= WHAT IS REQUIRED =
Please continue the piece on Marx's 200th birthday from the point where it stops.

= EXTRACTED TEXT =

....

It is also just as true to say that no one since Jesus has had his ideas so
bastardized and misused as Marx. Marx's philosophy of emancipation was
turned into an apology for state repression and social inequality at the hands
of the Stalinists. Hundreds of millions of people had their impressions of
Marx and his thought colored by that upside-down caricature. It is impossible
to make an objective assessment of Marx and his work without that
consideration.
As with all anniversaries of prominent
figures, one can expect a litany of Op Ed pieces and academic forums. Marx’s 200th birthday is no
exception. It has dawned on the powers
that be in his native country, Germany, that Marx can be commodified and turned
into a tourist attraction. The most publicized of these rituals took place in
the city of Marx’s birth, Trier, where a 15-foot-tall statue of Marx, presented
to the city by the government of China, was unveiled on May 5. The BBC reported that on the day prior to the
unveiling,
President Xi Jinping on Friday gave a high-profile speech
praising Marx as the greatest thinker of modern times.
He urged China's ruling Communist Party
to go back to the roots of Marxism, and said the party would forever remain the
"guardians and practitioners" of its theories.
Students and most civil
servants in China must complete mandatory courses in Marxism.
The irony of this was not lost on the BBC
reporter, who commented,
Despite this, China's capitalist system
is home to hundreds of billionaires and a widening gap between rich and poor. [1]
Yet another news source not know for its
radicalism, CBS, was also moved to comment on this strange event,
Promoting Marx is seen in part as a way for
the Chinese president to strengthen ideological control and counter critics
within the ruling Communist Party unhappy with his move in March to eliminate
presidential term limits. Xi is also general secretary of the ruling Communist
Party, an official that is also not term-limited. [2]
There is historical precedent for a revolutionary
movement being transformed into a doctrine rationalizing
oppression. It should not be forgotten that Christianity, beginning
as a messianic movement of slaves revolting against their oppressors, was in
the next three centuries transformed into the state religion of the Roman
Empire.
One of the consequences of the
bastardization of Marx at the hands of Stalinism has been the reaction against
Marx from the rebellious generation of the 60’s who were disgusted by Stalinist
scholasticism and conflated that with the ideas of Marx. The New Left embodied these contradictions
between a revolutionary impulse and theoretical confusion. But the New Left’s
adoption of what it considered a left alternative to Marx ran aground on the
wreck of the protest movements of the 1960s.
Nevertheless, those impulses from the 1960’s, while theoretically
misplaced, at least had an emancipatory goal, a new world free of
exploitation. The same cannot be said
for some of the mutations of 1960’s era radicalism that we see today. These take the form of an identity politics
hostile to the working class, a revival of ethnic nationalism and an
overarching conviction that nothing fundamental can be done about
capitalism.
Many of these retrograde tendencies were on
display at a celebration of Marx’s 200th Birthday at the Goethe
Institute in New York. The Goethe
Institute is sponsored by the German government and is the organization tasked
with publicizing German culture internationally. While it is a positive development that Marx
is no longer ignored by official German cultural institutions, he cannot be so
easily assimilated.

....

[Labeled box items]

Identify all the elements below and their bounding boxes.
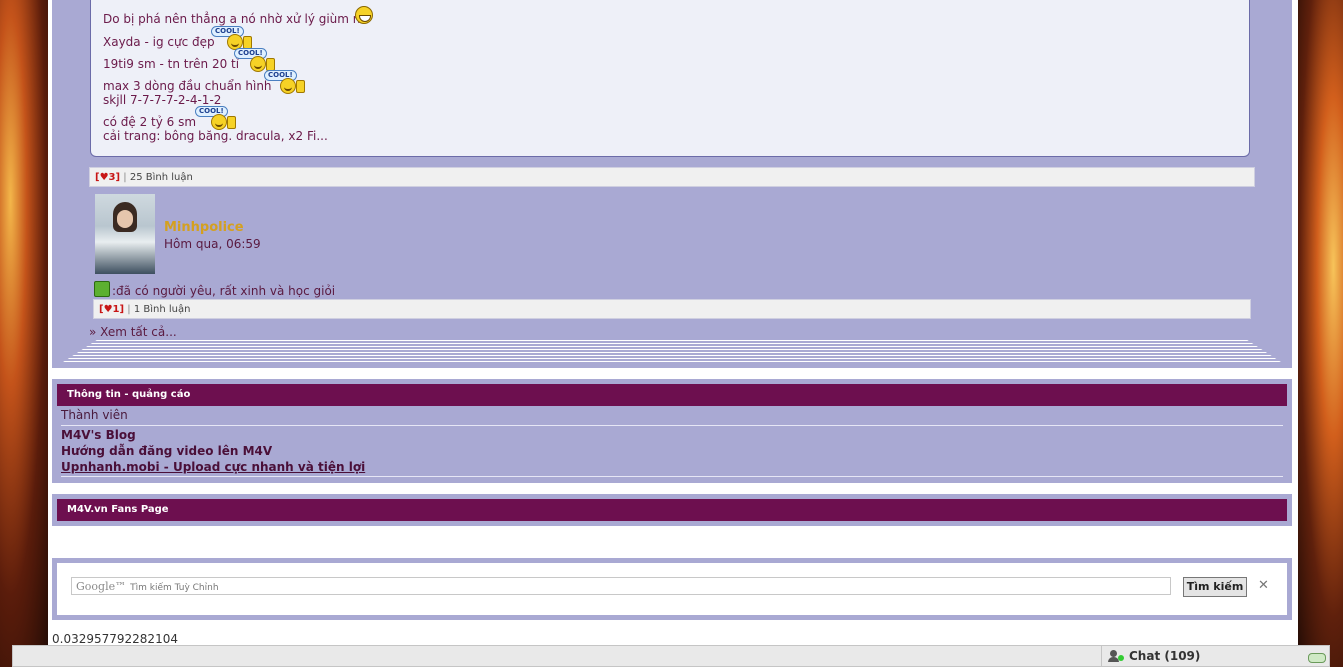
grin-emoticon-icon	[355, 6, 373, 24]
decorative-stripes	[60, 340, 1284, 364]
page-content: Do bị phá nên thẳng a nó nhờ xử lý giùm …	[48, 0, 1298, 645]
render-time: 0.032957792282104	[52, 632, 178, 646]
post-line: Do bị phá nên thẳng a nó nhờ xử lý giùm …	[103, 12, 368, 26]
chat-toggle-icon[interactable]	[1308, 653, 1326, 663]
search-placeholder: Tìm kiếm Tuỳ Chỉnh	[130, 583, 219, 593]
search-inner: Google™ Tìm kiếm Tuỳ Chỉnh Tìm kiếm ✕	[57, 563, 1287, 615]
info-section: Thông tin - quảng cáo Thành viên M4V's B…	[52, 379, 1292, 483]
blog-link[interactable]: M4V's Blog	[61, 428, 136, 442]
like-button[interactable]: [♥1]	[99, 304, 124, 315]
upnhanh-link[interactable]: Upnhanh.mobi - Upload cực nhanh và tiện …	[61, 460, 365, 474]
comments-link[interactable]: 1 Bình luận	[134, 304, 191, 315]
chat-title: Chat	[1129, 649, 1161, 663]
post-line: max 3 dòng đầu chuẩn hình	[103, 79, 272, 93]
search-button[interactable]: Tìm kiếm	[1183, 577, 1247, 597]
like-button[interactable]: [♥3]	[95, 172, 120, 183]
see-all-link[interactable]: » Xem tất cả...	[89, 325, 177, 339]
activity-feed: Do bị phá nên thẳng a nó nhờ xử lý giùm …	[52, 0, 1292, 368]
avatar[interactable]	[95, 194, 155, 274]
gift-icon	[94, 281, 110, 297]
post-time: Hôm qua, 06:59	[164, 237, 261, 251]
chat-label[interactable]: Chat (109)	[1129, 649, 1200, 663]
post-line: skjll 7-7-7-7-2-4-1-2	[103, 93, 222, 107]
chat-count: (109)	[1164, 649, 1201, 663]
search-input[interactable]: Google™ Tìm kiếm Tuỳ Chỉnh	[71, 577, 1171, 595]
online-status-icon	[1118, 655, 1124, 661]
post-line: có đệ 2 tỷ 6 sm	[103, 115, 197, 129]
upload-guide-link[interactable]: Hướng dẫn đăng video lên M4V	[61, 444, 272, 458]
info-body: Thành viên M4V's Blog Hướng dẫn đăng vid…	[57, 406, 1287, 479]
post-actions-bar: [♥3] | 25 Bình luận	[89, 167, 1255, 187]
divider	[61, 476, 1283, 477]
fans-section: M4V.vn Fans Page	[52, 494, 1292, 526]
background-left	[0, 0, 52, 667]
section-header[interactable]: M4V.vn Fans Page	[57, 499, 1287, 521]
username-link[interactable]: Minhpolice	[164, 220, 244, 235]
post-line: 19ti9 sm - tn trên 20 tỉ	[103, 57, 240, 71]
search-box: Google™ Tìm kiếm Tuỳ Chỉnh Tìm kiếm ✕	[52, 558, 1292, 620]
chat-bar: Chat (109)	[12, 645, 1330, 667]
background-right	[1295, 0, 1343, 667]
separator: |	[123, 172, 127, 183]
members-heading: Thành viên	[61, 408, 128, 422]
comments-link[interactable]: 25 Bình luận	[130, 172, 193, 183]
status-actions-bar: [♥1] | 1 Bình luận	[93, 299, 1251, 319]
google-logo: Google™	[76, 580, 127, 593]
separator: |	[127, 304, 131, 315]
post-body: Do bị phá nên thẳng a nó nhờ xử lý giùm …	[90, 0, 1250, 157]
post-line: Xayda - ig cực đẹp	[103, 35, 215, 49]
clear-search-icon[interactable]: ✕	[1258, 578, 1269, 593]
section-header: Thông tin - quảng cáo	[57, 384, 1287, 406]
divider	[61, 425, 1283, 426]
post-line[interactable]: cải trang: bông băng. dracula, x2 Fi...	[103, 129, 328, 143]
chat-tab[interactable]: Chat (109)	[1101, 646, 1332, 666]
status-text: :đã có người yêu, rất xinh và học giỏi	[112, 284, 336, 298]
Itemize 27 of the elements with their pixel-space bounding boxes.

....

= RESPONSE FOR THIS EXERCISE =
Unlike other icons of German culture such
as Goethe and Schiller, Marx was a revolutionary whose heritage cannot be
reconciled with the agencies of a bourgeois state. It is hardly surprising
therefore that none of the speakers at the Goethe Institute panel on Marx had
anything to say that would have been remotely recognizable by Marx had he
dropped in. One panelist, a retired law professor claimed that the best
examples of the socialist experiment in recent years could be found in the
“Global South”. She mentioned in that connection Allende’s tenure in Chile
before he was murdered by a CIA inspired coup, as well as certain attempts to
institute “African socialism” by some of the nationalist leaders of Africa such
as Julius Nyerere. This panelist did not seem very curious about why these
experiments failed, while at the same time being dismissive of the far larger
and longer experiment in socialism, the Russian Revolution, which she
considered something primarily of interest to “white people”. Another panelist, a graduate student in
feminist studies, barely concealed her hostility to Marx and Marxism as she
went into a long diatribe on ‘gendered economics’. To his credit another member of the panel,
the Marxist economist Anwar Shaikh, tried to gently correct the muddle
introduced by the feminist student that we must start with gender as a primary
category in all theorizing about society. He pointed out that you cannot start
with gender until you have determined where gender lives. In other words,
gender has a historical context and you cannot conceive of the emancipation of
women without theorizing what an emancipated society looks like. But this was a
minor note in a largely confused symposium in which the ideas of Marx were for
the most part either ignored or conflated in an eclectic manner with all sorts
of other notions that Marx would not have recognized as his own. Nevertheless,
the fact that the Goethe Institute staged a celebration of Marx’s 200th
birthday does indicate a recognition that Marx can no longer be ignored or
dismissed as an alien presence.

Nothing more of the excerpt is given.